## Record set

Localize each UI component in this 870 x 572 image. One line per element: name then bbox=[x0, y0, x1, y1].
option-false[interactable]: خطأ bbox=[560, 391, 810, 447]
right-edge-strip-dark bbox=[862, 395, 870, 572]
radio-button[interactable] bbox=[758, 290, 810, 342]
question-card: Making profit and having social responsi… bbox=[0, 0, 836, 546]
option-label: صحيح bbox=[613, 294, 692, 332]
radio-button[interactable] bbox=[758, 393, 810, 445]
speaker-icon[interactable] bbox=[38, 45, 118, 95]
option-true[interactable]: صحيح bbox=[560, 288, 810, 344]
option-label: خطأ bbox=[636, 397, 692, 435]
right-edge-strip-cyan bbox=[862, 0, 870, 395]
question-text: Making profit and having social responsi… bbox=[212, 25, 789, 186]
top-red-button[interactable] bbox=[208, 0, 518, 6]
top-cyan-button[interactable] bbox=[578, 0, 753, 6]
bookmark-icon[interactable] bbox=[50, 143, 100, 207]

## What to do
Format the material above, from its first line through the line holding "radio-button[interactable] bbox=[758, 393, 810, 445]", inclusive, as a Markdown table with the columns Row and Line. Leave out blank lines.

## Result of this task
| Row | Line |
|---|---|
| 1 | Localize each UI component in this 870 x 572 image. One line per element: name then bbox=[x0, y0, x1, y1]. |
| 2 | option-false[interactable]: خطأ bbox=[560, 391, 810, 447] |
| 3 | right-edge-strip-dark bbox=[862, 395, 870, 572] |
| 4 | radio-button[interactable] bbox=[758, 290, 810, 342] |
| 5 | question-card: Making profit and having social responsi… bbox=[0, 0, 836, 546] |
| 6 | option-label: صحيح bbox=[613, 294, 692, 332] |
| 7 | radio-button[interactable] bbox=[758, 393, 810, 445] |